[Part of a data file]

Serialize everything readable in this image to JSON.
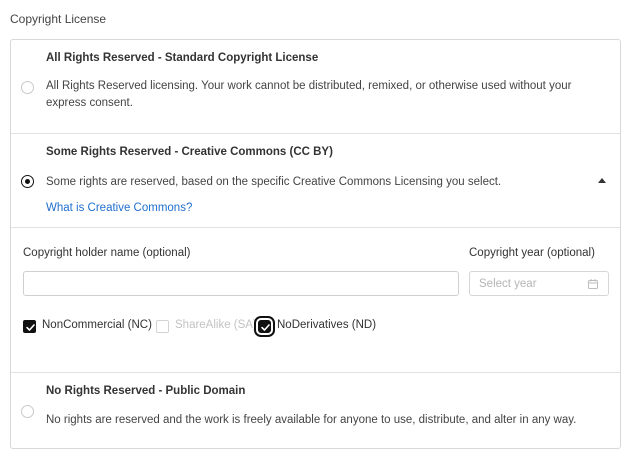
{
  "section": {
    "label": "Copyright License"
  },
  "options": [
    {
      "title": "All Rights Reserved - Standard Copyright License",
      "description": "All Rights Reserved licensing. Your work cannot be distributed, remixed, or otherwise used without your express consent.",
      "selected": false
    },
    {
      "title": "Some Rights Reserved - Creative Commons (CC BY)",
      "description": "Some rights are reserved, based on the specific Creative Commons Licensing you select.",
      "link": "What is Creative Commons?",
      "selected": true,
      "expanded": true
    },
    {
      "title": "No Rights Reserved - Public Domain",
      "description": "No rights are reserved and the work is freely available for anyone to use, distribute, and alter in any way.",
      "selected": false
    }
  ],
  "form": {
    "holder_label": "Copyright holder name (optional)",
    "holder_value": "",
    "year_label": "Copyright year (optional)",
    "year_placeholder": "Select year"
  },
  "checkboxes": [
    {
      "label": "NonCommercial (NC)",
      "checked": true,
      "disabled": false
    },
    {
      "label": "ShareAlike (SA)",
      "checked": false,
      "disabled": true
    },
    {
      "label": "NoDerivatives (ND)",
      "checked": true,
      "disabled": false,
      "focused": true
    }
  ],
  "icons": {
    "collapse": "chevron-up-icon",
    "calendar": "calendar-icon",
    "check": "check-icon"
  },
  "colors": {
    "link": "#1f6fcf",
    "selected": "#111111",
    "border": "#d8d8d8"
  }
}
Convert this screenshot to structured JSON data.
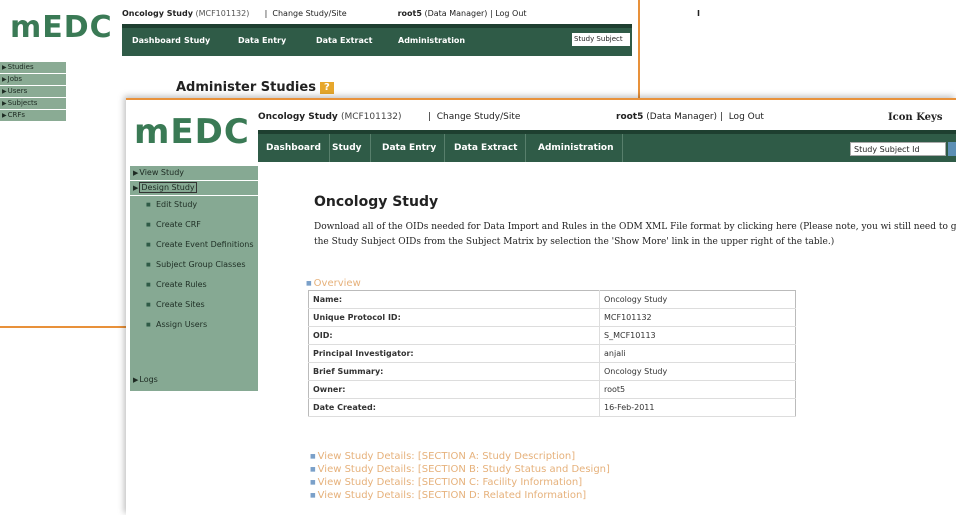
{
  "back_window": {
    "logo": "mEDC",
    "study_name": "Oncology Study",
    "study_code": "(MCF101132)",
    "change_link": "Change Study/Site",
    "user": "root5",
    "role": "(Data Manager)",
    "logout": "Log Out",
    "corner_text": "I",
    "nav": [
      "Dashboard",
      "Study",
      "Data Entry",
      "Data Extract",
      "Administration"
    ],
    "search_label": "Study Subject",
    "sidebar": [
      "Studies",
      "Jobs",
      "Users",
      "Subjects",
      "CRFs"
    ],
    "page_title": "Administer Studies",
    "help_icon": "?"
  },
  "front_window": {
    "logo": "mEDC",
    "study_name": "Oncology Study",
    "study_code": "(MCF101132)",
    "change_link": "Change Study/Site",
    "user": "root5",
    "role": "(Data Manager)",
    "logout": "Log Out",
    "icon_keys": "Icon Keys",
    "nav": [
      "Dashboard",
      "Study",
      "Data Entry",
      "Data Extract",
      "Administration"
    ],
    "search_placeholder": "Study Subject Id",
    "sidebar": {
      "view_study": "View Study",
      "design_study": "Design Study",
      "design_items": [
        "Edit Study",
        "Create CRF",
        "Create Event Definitions",
        "Subject Group Classes",
        "Create Rules",
        "Create Sites",
        "Assign Users"
      ],
      "logs": "Logs"
    },
    "page_title": "Oncology Study",
    "intro": "Download all of the OIDs needed for Data Import and Rules in the ODM XML File format by clicking here (Please note, you wi still need to get the Study Subject OIDs from the Subject Matrix by selection the 'Show More' link in the upper right of the table.)",
    "overview_label": "Overview",
    "overview": [
      {
        "key": "Name:",
        "value": "Oncology Study"
      },
      {
        "key": "Unique Protocol ID:",
        "value": "MCF101132"
      },
      {
        "key": "OID:",
        "value": "S_MCF10113"
      },
      {
        "key": "Principal Investigator:",
        "value": "anjali"
      },
      {
        "key": "Brief Summary:",
        "value": "Oncology Study"
      },
      {
        "key": "Owner:",
        "value": "root5"
      },
      {
        "key": "Date Created:",
        "value": "16-Feb-2011"
      }
    ],
    "sections": [
      "View Study Details: [SECTION A: Study Description]",
      "View Study Details: [SECTION B: Study Status and Design]",
      "View Study Details: [SECTION C: Facility Information]",
      "View Study Details: [SECTION D: Related Information]"
    ]
  },
  "colors": {
    "nav_bg": "#2f5b47",
    "sidebar_bg": "#86a993",
    "accent_orange": "#e8913a",
    "link_orange": "#e6b17b"
  }
}
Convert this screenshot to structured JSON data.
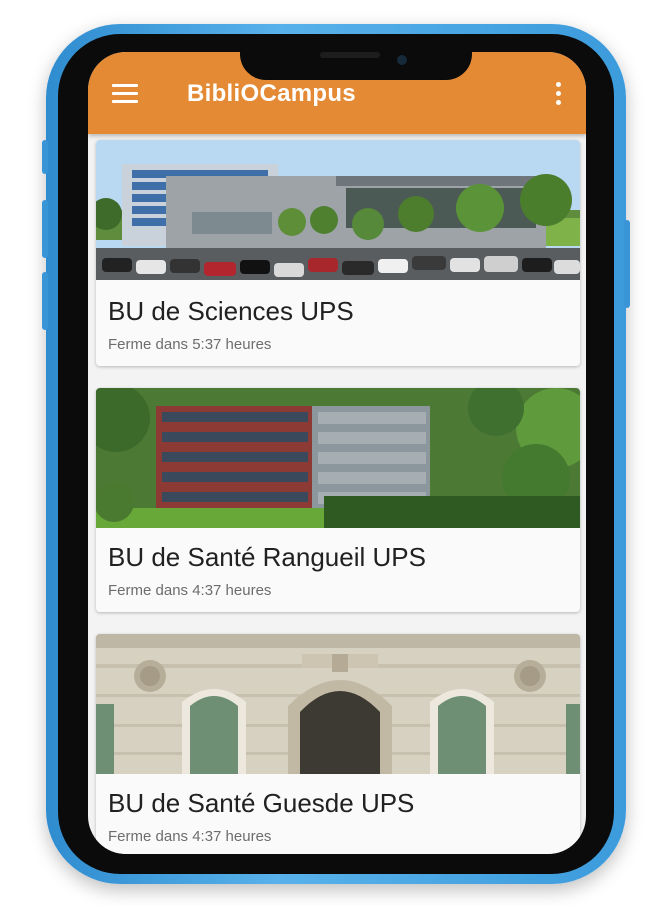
{
  "app": {
    "title": "BibliOCampus"
  },
  "icons": {
    "menu": "hamburger-menu-icon",
    "more": "more-vert-icon"
  },
  "colors": {
    "appbar": "#e58a34",
    "phone_frame": "#3c9bdc"
  },
  "libraries": [
    {
      "name": "BU de Sciences UPS",
      "status": "Ferme dans 5:37 heures"
    },
    {
      "name": "BU de Santé Rangueil UPS",
      "status": "Ferme dans 4:37 heures"
    },
    {
      "name": "BU de Santé Guesde UPS",
      "status": "Ferme dans 4:37 heures"
    }
  ]
}
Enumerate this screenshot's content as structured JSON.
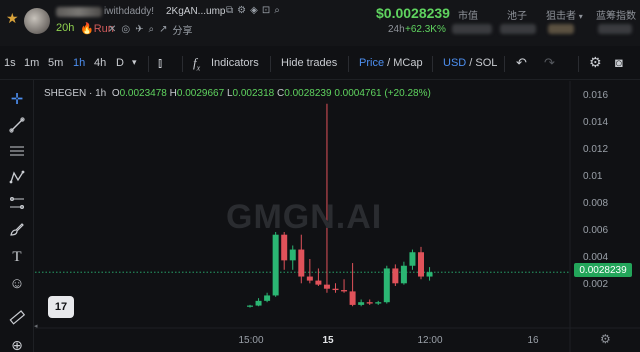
{
  "header": {
    "handle": "iwithdaddy!",
    "mint": "2KgAN...ump",
    "age": "20h",
    "run_label": "Run",
    "share_label": "分享",
    "price": "$0.0028239",
    "change_label": "24h",
    "change": "+62.3K%",
    "stats": [
      "市值",
      "池子",
      "狙击者",
      "蓝筹指数"
    ]
  },
  "toolbar": {
    "intervals": [
      "1s",
      "1m",
      "5m",
      "1h",
      "4h",
      "D"
    ],
    "active_interval": "1h",
    "indicators_label": "Indicators",
    "hide_trades_label": "Hide trades",
    "price_label": "Price",
    "mcap_label": "MCap",
    "usd_label": "USD",
    "sol_label": "SOL"
  },
  "legend": {
    "symbol": "SHEGEN · 1h",
    "o_label": "O",
    "o": "0.0023478",
    "h_label": "H",
    "h": "0.0029667",
    "l_label": "L",
    "l": "0.002318",
    "c_label": "C",
    "c": "0.0028239",
    "delta": "0.0004761",
    "pct": "(+20.28%)"
  },
  "watermark": "GMGN.AI",
  "tv_logo": "17",
  "current_price_tag": "0.0028239",
  "chart_data": {
    "type": "candlestick",
    "y_ticks": [
      "0.016",
      "0.014",
      "0.012",
      "0.01",
      "0.008",
      "0.006",
      "0.004",
      "0.002"
    ],
    "x_ticks": [
      "15:00",
      "15",
      "12:00",
      "16"
    ],
    "ylim": [
      0,
      0.0166
    ],
    "last_price": 0.0028239,
    "up_color": "#2bb673",
    "down_color": "#e0525a",
    "candles": [
      {
        "o": 0.0003,
        "h": 0.0004,
        "l": 0.0002,
        "c": 0.00035
      },
      {
        "o": 0.00035,
        "h": 0.0009,
        "l": 0.0003,
        "c": 0.0007
      },
      {
        "o": 0.0007,
        "h": 0.0013,
        "l": 0.0006,
        "c": 0.0011
      },
      {
        "o": 0.0011,
        "h": 0.0058,
        "l": 0.001,
        "c": 0.0056
      },
      {
        "o": 0.0056,
        "h": 0.0058,
        "l": 0.003,
        "c": 0.0037
      },
      {
        "o": 0.0037,
        "h": 0.0048,
        "l": 0.003,
        "c": 0.0045
      },
      {
        "o": 0.0045,
        "h": 0.0056,
        "l": 0.002,
        "c": 0.0025
      },
      {
        "o": 0.0025,
        "h": 0.0038,
        "l": 0.002,
        "c": 0.0022
      },
      {
        "o": 0.0022,
        "h": 0.0031,
        "l": 0.0018,
        "c": 0.0019
      },
      {
        "o": 0.0019,
        "h": 0.0153,
        "l": 0.0013,
        "c": 0.0016
      },
      {
        "o": 0.0016,
        "h": 0.002,
        "l": 0.0013,
        "c": 0.0015
      },
      {
        "o": 0.0015,
        "h": 0.0023,
        "l": 0.0013,
        "c": 0.0014
      },
      {
        "o": 0.0014,
        "h": 0.0035,
        "l": 0.0003,
        "c": 0.0004
      },
      {
        "o": 0.0004,
        "h": 0.0008,
        "l": 0.0003,
        "c": 0.0006
      },
      {
        "o": 0.0006,
        "h": 0.0008,
        "l": 0.0004,
        "c": 0.0005
      },
      {
        "o": 0.0005,
        "h": 0.0007,
        "l": 0.0004,
        "c": 0.0006
      },
      {
        "o": 0.0006,
        "h": 0.0033,
        "l": 0.0005,
        "c": 0.0031
      },
      {
        "o": 0.0031,
        "h": 0.0034,
        "l": 0.0018,
        "c": 0.002
      },
      {
        "o": 0.002,
        "h": 0.0036,
        "l": 0.0019,
        "c": 0.0033
      },
      {
        "o": 0.0033,
        "h": 0.0045,
        "l": 0.003,
        "c": 0.0043
      },
      {
        "o": 0.0043,
        "h": 0.0047,
        "l": 0.0023,
        "c": 0.0025
      },
      {
        "o": 0.0025,
        "h": 0.0032,
        "l": 0.0022,
        "c": 0.00282
      }
    ]
  }
}
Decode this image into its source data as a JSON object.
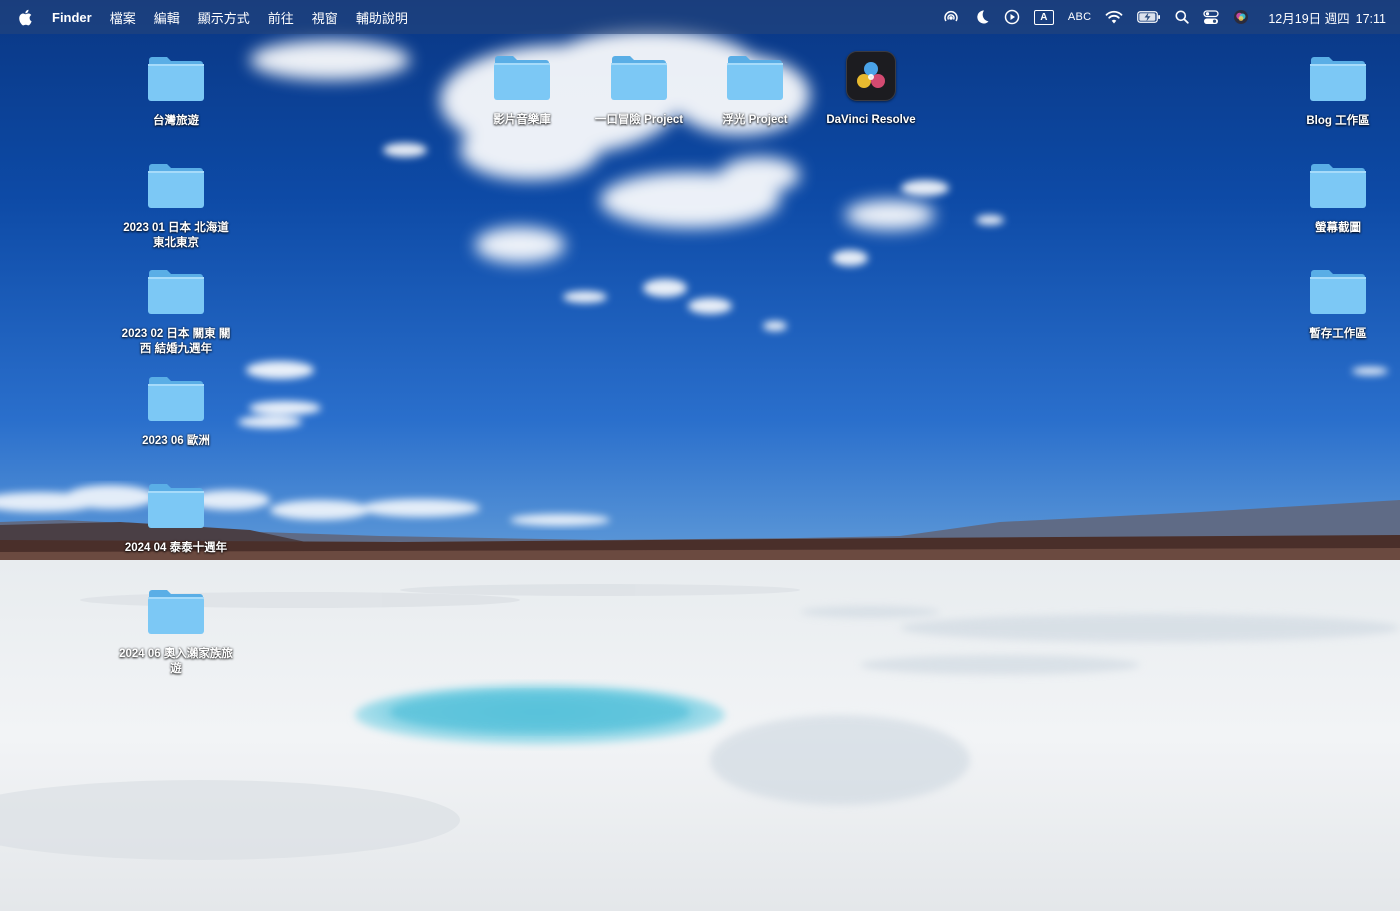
{
  "menubar": {
    "apple_icon": "apple-logo-icon",
    "app_name": "Finder",
    "menus": [
      "檔案",
      "編輯",
      "顯示方式",
      "前往",
      "視窗",
      "輔助說明"
    ],
    "status": {
      "input_mode_badge": "A",
      "input_source": "ABC",
      "date": "12月19日 週四",
      "time": "17:11"
    }
  },
  "desktop": {
    "left_column": [
      {
        "label": "台灣旅遊"
      },
      {
        "label": "2023 01 日本 北海道 東北東京"
      },
      {
        "label": "2023 02 日本 關東 關西 結婚九週年"
      },
      {
        "label": "2023 06 歐洲"
      },
      {
        "label": "2024 04 泰泰十週年"
      },
      {
        "label": "2024 06 奧入瀨家族旅遊"
      }
    ],
    "top_row": [
      {
        "label": "影片音樂庫"
      },
      {
        "label": "一口冒險 Project"
      },
      {
        "label": "浮光 Project"
      },
      {
        "label": "DaVinci Resolve",
        "type": "app"
      }
    ],
    "right_column": [
      {
        "label": "Blog 工作區"
      },
      {
        "label": "螢幕截圖"
      },
      {
        "label": "暫存工作區"
      }
    ]
  },
  "colors": {
    "folder_front": "#7cc8f5",
    "folder_back": "#5aaee6",
    "sky_top": "#0b3f8f",
    "sky_horizon": "#3e86d6",
    "salt_flat": "#eef1f4",
    "pool": "#7fd0e4"
  }
}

> [PROBLEM REQUIREMENTS] Extract every line of the records above that contains the word "optional".

> [EXERCISE OUTPUT]
    "holder_label": "Copyright holder name (optional)",
    "year_label": "Copyright year (optional)",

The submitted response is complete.